* **JOB**
Faithfully return all lines, omitting every embedded picture.
○ ○ ○
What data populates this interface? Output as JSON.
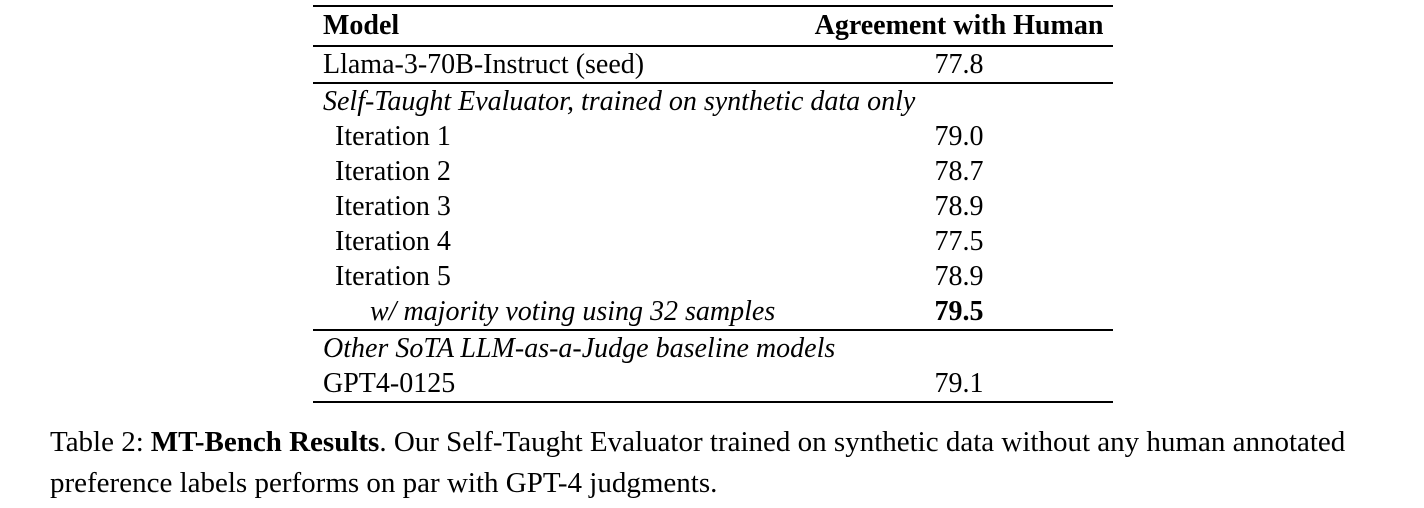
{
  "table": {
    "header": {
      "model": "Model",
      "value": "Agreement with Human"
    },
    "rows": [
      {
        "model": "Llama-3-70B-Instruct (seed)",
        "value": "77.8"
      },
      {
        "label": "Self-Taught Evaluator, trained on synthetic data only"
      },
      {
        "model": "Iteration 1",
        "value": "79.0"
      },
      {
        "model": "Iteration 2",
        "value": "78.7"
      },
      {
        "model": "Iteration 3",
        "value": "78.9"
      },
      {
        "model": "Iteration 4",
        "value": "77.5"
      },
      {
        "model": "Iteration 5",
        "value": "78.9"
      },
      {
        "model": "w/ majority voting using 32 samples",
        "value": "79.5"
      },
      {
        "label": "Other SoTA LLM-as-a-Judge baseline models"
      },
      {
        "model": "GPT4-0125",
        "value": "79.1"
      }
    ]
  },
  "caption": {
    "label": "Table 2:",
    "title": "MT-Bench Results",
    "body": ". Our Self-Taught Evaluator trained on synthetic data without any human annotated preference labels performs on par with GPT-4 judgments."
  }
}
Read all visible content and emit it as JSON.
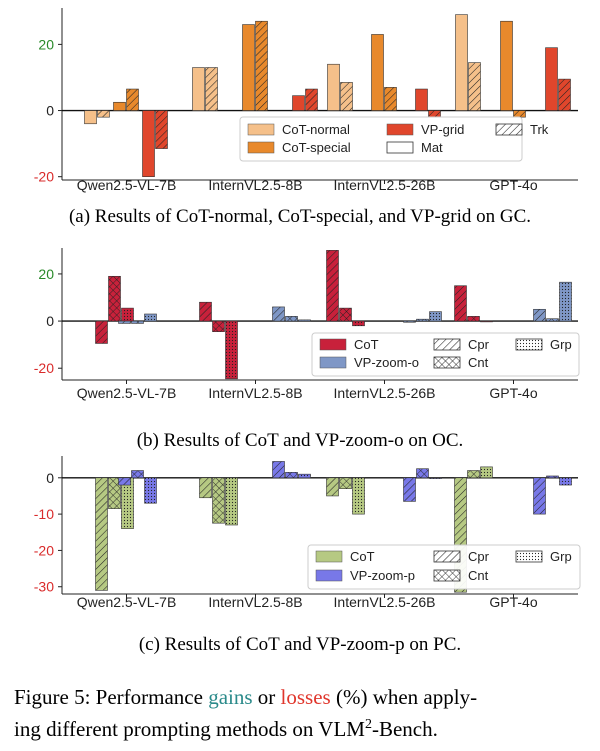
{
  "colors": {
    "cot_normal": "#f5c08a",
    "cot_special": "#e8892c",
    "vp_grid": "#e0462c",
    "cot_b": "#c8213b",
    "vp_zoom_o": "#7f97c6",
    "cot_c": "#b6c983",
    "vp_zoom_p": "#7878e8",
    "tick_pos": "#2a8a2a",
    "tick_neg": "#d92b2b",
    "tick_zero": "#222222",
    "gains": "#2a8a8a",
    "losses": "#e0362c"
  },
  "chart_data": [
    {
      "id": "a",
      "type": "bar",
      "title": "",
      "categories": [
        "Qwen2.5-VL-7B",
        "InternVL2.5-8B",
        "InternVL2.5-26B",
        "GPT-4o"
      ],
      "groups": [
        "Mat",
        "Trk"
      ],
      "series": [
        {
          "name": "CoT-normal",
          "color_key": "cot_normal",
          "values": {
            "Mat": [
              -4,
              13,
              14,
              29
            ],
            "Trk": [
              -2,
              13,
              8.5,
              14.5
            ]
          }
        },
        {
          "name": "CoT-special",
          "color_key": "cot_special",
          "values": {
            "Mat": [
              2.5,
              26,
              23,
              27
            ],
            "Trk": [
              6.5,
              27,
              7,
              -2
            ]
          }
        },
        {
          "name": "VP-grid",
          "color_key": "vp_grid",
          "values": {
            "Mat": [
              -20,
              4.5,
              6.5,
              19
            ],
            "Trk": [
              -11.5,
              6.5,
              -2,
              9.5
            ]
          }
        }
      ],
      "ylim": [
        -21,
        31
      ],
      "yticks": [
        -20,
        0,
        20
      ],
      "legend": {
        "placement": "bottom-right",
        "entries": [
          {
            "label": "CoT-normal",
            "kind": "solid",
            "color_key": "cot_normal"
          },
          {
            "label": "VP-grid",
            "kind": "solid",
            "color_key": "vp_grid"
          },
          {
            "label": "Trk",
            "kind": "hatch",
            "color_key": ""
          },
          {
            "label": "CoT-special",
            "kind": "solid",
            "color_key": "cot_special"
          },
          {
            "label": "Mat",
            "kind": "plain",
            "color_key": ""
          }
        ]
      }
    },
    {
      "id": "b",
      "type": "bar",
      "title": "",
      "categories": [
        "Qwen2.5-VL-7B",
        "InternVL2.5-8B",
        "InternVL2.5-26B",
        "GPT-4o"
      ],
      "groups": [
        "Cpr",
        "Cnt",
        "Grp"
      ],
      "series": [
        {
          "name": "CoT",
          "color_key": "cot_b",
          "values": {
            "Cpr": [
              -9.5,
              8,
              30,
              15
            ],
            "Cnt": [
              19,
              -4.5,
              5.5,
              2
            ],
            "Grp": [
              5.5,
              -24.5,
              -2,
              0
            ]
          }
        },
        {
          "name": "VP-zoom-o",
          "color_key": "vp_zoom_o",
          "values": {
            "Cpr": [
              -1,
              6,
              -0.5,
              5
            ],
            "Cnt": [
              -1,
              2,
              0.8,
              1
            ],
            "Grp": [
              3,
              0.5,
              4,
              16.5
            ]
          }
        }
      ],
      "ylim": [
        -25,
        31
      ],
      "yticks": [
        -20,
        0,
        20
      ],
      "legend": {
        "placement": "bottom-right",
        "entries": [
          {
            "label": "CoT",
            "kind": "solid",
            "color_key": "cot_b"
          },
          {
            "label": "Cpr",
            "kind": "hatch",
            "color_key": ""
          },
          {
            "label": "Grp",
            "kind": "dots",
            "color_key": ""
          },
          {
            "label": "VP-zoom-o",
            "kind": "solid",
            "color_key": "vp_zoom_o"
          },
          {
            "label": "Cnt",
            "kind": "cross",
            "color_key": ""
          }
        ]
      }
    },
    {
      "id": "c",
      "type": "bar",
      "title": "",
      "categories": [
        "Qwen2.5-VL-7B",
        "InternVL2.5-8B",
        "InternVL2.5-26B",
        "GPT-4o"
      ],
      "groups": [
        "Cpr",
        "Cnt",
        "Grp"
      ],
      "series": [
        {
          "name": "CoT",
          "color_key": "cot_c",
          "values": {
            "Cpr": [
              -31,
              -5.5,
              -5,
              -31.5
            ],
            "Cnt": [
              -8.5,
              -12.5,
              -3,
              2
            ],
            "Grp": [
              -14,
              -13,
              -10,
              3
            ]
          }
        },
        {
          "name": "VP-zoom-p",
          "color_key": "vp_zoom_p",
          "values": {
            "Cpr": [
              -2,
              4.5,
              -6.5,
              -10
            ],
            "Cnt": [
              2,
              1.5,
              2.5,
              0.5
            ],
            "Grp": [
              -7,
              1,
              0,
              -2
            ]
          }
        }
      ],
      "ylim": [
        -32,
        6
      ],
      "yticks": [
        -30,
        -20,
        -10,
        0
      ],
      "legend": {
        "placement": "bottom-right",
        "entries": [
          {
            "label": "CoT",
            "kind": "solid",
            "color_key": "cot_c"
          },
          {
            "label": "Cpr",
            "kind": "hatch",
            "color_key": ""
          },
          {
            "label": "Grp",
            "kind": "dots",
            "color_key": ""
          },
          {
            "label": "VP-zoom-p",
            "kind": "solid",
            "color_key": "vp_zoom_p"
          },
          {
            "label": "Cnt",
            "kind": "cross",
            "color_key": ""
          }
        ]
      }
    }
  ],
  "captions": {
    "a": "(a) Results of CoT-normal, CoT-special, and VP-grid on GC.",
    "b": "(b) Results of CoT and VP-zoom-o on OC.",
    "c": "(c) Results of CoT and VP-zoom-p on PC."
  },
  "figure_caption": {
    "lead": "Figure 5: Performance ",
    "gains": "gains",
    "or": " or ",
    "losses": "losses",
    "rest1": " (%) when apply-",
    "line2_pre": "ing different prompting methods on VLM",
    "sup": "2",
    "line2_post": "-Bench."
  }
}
○ ○ ○
* **ANSWER TO THIS EXERCISE**
What data populates this interface? Output as JSON.
{
  "table": {
    "header": {
      "model": "Model",
      "value": "Agreement with Human"
    },
    "rows": [
      {
        "model": "Llama-3-70B-Instruct (seed)",
        "value": "77.8"
      },
      {
        "label": "Self-Taught Evaluator, trained on synthetic data only"
      },
      {
        "model": "Iteration 1",
        "value": "79.0"
      },
      {
        "model": "Iteration 2",
        "value": "78.7"
      },
      {
        "model": "Iteration 3",
        "value": "78.9"
      },
      {
        "model": "Iteration 4",
        "value": "77.5"
      },
      {
        "model": "Iteration 5",
        "value": "78.9"
      },
      {
        "model": "w/ majority voting using 32 samples",
        "value": "79.5"
      },
      {
        "label": "Other SoTA LLM-as-a-Judge baseline models"
      },
      {
        "model": "GPT4-0125",
        "value": "79.1"
      }
    ]
  },
  "caption": {
    "label": "Table 2:",
    "title": "MT-Bench Results",
    "body": ". Our Self-Taught Evaluator trained on synthetic data without any human annotated preference labels performs on par with GPT-4 judgments."
  }
}
Read all visible content and emit it as JSON.
{
  "colors": {
    "cot_normal": "#f5c08a",
    "cot_special": "#e8892c",
    "vp_grid": "#e0462c",
    "cot_b": "#c8213b",
    "vp_zoom_o": "#7f97c6",
    "cot_c": "#b6c983",
    "vp_zoom_p": "#7878e8",
    "tick_pos": "#2a8a2a",
    "tick_neg": "#d92b2b",
    "tick_zero": "#222222",
    "gains": "#2a8a8a",
    "losses": "#e0362c"
  },
  "chart_data": [
    {
      "id": "a",
      "type": "bar",
      "title": "",
      "categories": [
        "Qwen2.5-VL-7B",
        "InternVL2.5-8B",
        "InternVL2.5-26B",
        "GPT-4o"
      ],
      "groups": [
        "Mat",
        "Trk"
      ],
      "series": [
        {
          "name": "CoT-normal",
          "color_key": "cot_normal",
          "values": {
            "Mat": [
              -4,
              13,
              14,
              29
            ],
            "Trk": [
              -2,
              13,
              8.5,
              14.5
            ]
          }
        },
        {
          "name": "CoT-special",
          "color_key": "cot_special",
          "values": {
            "Mat": [
              2.5,
              26,
              23,
              27
            ],
            "Trk": [
              6.5,
              27,
              7,
              -2
            ]
          }
        },
        {
          "name": "VP-grid",
          "color_key": "vp_grid",
          "values": {
            "Mat": [
              -20,
              4.5,
              6.5,
              19
            ],
            "Trk": [
              -11.5,
              6.5,
              -2,
              9.5
            ]
          }
        }
      ],
      "ylim": [
        -21,
        31
      ],
      "yticks": [
        -20,
        0,
        20
      ],
      "legend": {
        "placement": "bottom-right",
        "entries": [
          {
            "label": "CoT-normal",
            "kind": "solid",
            "color_key": "cot_normal"
          },
          {
            "label": "VP-grid",
            "kind": "solid",
            "color_key": "vp_grid"
          },
          {
            "label": "Trk",
            "kind": "hatch",
            "color_key": ""
          },
          {
            "label": "CoT-special",
            "kind": "solid",
            "color_key": "cot_special"
          },
          {
            "label": "Mat",
            "kind": "plain",
            "color_key": ""
          }
        ]
      }
    },
    {
      "id": "b",
      "type": "bar",
      "title": "",
      "categories": [
        "Qwen2.5-VL-7B",
        "InternVL2.5-8B",
        "InternVL2.5-26B",
        "GPT-4o"
      ],
      "groups": [
        "Cpr",
        "Cnt",
        "Grp"
      ],
      "series": [
        {
          "name": "CoT",
          "color_key": "cot_b",
          "values": {
            "Cpr": [
              -9.5,
              8,
              30,
              15
            ],
            "Cnt": [
              19,
              -4.5,
              5.5,
              2
            ],
            "Grp": [
              5.5,
              -24.5,
              -2,
              0
            ]
          }
        },
        {
          "name": "VP-zoom-o",
          "color_key": "vp_zoom_o",
          "values": {
            "Cpr": [
              -1,
              6,
              -0.5,
              5
            ],
            "Cnt": [
              -1,
              2,
              0.8,
              1
            ],
            "Grp": [
              3,
              0.5,
              4,
              16.5
            ]
          }
        }
      ],
      "ylim": [
        -25,
        31
      ],
      "yticks": [
        -20,
        0,
        20
      ],
      "legend": {
        "placement": "bottom-right",
        "entries": [
          {
            "label": "CoT",
            "kind": "solid",
            "color_key": "cot_b"
          },
          {
            "label": "Cpr",
            "kind": "hatch",
            "color_key": ""
          },
          {
            "label": "Grp",
            "kind": "dots",
            "color_key": ""
          },
          {
            "label": "VP-zoom-o",
            "kind": "solid",
            "color_key": "vp_zoom_o"
          },
          {
            "label": "Cnt",
            "kind": "cross",
            "color_key": ""
          }
        ]
      }
    },
    {
      "id": "c",
      "type": "bar",
      "title": "",
      "categories": [
        "Qwen2.5-VL-7B",
        "InternVL2.5-8B",
        "InternVL2.5-26B",
        "GPT-4o"
      ],
      "groups": [
        "Cpr",
        "Cnt",
        "Grp"
      ],
      "series": [
        {
          "name": "CoT",
          "color_key": "cot_c",
          "values": {
            "Cpr": [
              -31,
              -5.5,
              -5,
              -31.5
            ],
            "Cnt": [
              -8.5,
              -12.5,
              -3,
              2
            ],
            "Grp": [
              -14,
              -13,
              -10,
              3
            ]
          }
        },
        {
          "name": "VP-zoom-p",
          "color_key": "vp_zoom_p",
          "values": {
            "Cpr": [
              -2,
              4.5,
              -6.5,
              -10
            ],
            "Cnt": [
              2,
              1.5,
              2.5,
              0.5
            ],
            "Grp": [
              -7,
              1,
              0,
              -2
            ]
          }
        }
      ],
      "ylim": [
        -32,
        6
      ],
      "yticks": [
        -30,
        -20,
        -10,
        0
      ],
      "legend": {
        "placement": "bottom-right",
        "entries": [
          {
            "label": "CoT",
            "kind": "solid",
            "color_key": "cot_c"
          },
          {
            "label": "Cpr",
            "kind": "hatch",
            "color_key": ""
          },
          {
            "label": "Grp",
            "kind": "dots",
            "color_key": ""
          },
          {
            "label": "VP-zoom-p",
            "kind": "solid",
            "color_key": "vp_zoom_p"
          },
          {
            "label": "Cnt",
            "kind": "cross",
            "color_key": ""
          }
        ]
      }
    }
  ],
  "captions": {
    "a": "(a) Results of CoT-normal, CoT-special, and VP-grid on GC.",
    "b": "(b) Results of CoT and VP-zoom-o on OC.",
    "c": "(c) Results of CoT and VP-zoom-p on PC."
  },
  "figure_caption": {
    "lead": "Figure 5: Performance ",
    "gains": "gains",
    "or": " or ",
    "losses": "losses",
    "rest1": " (%) when apply-",
    "line2_pre": "ing different prompting methods on VLM",
    "sup": "2",
    "line2_post": "-Bench."
  }
}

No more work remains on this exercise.